» **AIM OF THE TASK**: Search the material for "this" and show all lines that contain it.

[Collected data]
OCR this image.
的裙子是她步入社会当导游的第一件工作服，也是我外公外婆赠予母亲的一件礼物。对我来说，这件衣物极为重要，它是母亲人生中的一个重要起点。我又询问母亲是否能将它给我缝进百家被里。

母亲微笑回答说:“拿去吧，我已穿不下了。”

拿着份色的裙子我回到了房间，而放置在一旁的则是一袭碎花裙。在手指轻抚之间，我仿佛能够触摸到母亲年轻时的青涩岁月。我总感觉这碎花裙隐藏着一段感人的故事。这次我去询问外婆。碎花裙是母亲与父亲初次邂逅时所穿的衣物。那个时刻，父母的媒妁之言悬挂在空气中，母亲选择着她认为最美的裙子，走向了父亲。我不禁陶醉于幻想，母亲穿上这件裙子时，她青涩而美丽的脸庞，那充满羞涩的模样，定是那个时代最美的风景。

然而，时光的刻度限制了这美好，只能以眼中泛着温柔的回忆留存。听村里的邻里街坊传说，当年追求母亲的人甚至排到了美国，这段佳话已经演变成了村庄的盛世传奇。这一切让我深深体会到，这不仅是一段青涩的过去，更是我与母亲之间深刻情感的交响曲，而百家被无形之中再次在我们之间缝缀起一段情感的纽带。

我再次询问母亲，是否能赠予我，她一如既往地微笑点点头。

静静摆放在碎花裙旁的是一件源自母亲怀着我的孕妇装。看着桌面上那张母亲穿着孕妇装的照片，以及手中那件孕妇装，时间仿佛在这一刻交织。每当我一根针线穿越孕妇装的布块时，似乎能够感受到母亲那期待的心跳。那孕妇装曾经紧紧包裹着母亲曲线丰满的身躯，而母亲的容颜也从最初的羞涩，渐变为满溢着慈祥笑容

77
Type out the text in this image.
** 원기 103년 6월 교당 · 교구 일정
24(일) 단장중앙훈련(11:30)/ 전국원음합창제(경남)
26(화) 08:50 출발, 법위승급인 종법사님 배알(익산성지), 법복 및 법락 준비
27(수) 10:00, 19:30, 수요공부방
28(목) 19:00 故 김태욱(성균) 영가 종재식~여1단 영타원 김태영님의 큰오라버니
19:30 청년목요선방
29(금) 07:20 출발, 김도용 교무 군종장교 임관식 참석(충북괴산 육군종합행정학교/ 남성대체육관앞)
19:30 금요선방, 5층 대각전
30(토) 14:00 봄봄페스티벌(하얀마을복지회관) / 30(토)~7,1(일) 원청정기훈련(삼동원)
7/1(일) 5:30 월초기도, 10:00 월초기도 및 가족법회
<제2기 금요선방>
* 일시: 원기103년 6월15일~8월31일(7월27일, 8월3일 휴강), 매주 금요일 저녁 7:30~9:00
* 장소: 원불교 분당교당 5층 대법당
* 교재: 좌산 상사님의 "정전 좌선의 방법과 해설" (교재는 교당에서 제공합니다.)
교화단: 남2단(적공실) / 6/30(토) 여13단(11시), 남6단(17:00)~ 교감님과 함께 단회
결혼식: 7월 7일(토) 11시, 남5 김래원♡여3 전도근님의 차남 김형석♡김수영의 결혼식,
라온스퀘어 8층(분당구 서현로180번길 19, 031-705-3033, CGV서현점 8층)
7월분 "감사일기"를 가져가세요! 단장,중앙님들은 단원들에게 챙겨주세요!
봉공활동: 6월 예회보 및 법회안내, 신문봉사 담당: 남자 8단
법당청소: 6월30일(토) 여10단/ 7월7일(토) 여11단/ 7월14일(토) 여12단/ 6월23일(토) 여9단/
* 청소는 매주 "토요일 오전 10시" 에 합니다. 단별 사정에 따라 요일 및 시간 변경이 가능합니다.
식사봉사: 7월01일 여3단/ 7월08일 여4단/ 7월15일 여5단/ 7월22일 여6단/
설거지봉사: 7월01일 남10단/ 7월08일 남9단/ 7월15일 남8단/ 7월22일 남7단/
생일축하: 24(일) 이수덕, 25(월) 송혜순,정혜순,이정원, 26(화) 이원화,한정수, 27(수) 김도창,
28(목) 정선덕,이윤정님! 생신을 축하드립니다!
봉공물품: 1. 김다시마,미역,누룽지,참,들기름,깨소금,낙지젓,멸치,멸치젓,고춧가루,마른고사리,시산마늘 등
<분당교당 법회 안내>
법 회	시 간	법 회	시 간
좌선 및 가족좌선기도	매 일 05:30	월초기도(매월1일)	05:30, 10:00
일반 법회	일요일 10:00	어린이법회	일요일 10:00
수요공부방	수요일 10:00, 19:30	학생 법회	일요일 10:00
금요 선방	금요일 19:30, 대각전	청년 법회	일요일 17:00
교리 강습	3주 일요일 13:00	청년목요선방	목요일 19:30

» **COMPLETED TASK**:
OCR this image.
Type out the text in this image.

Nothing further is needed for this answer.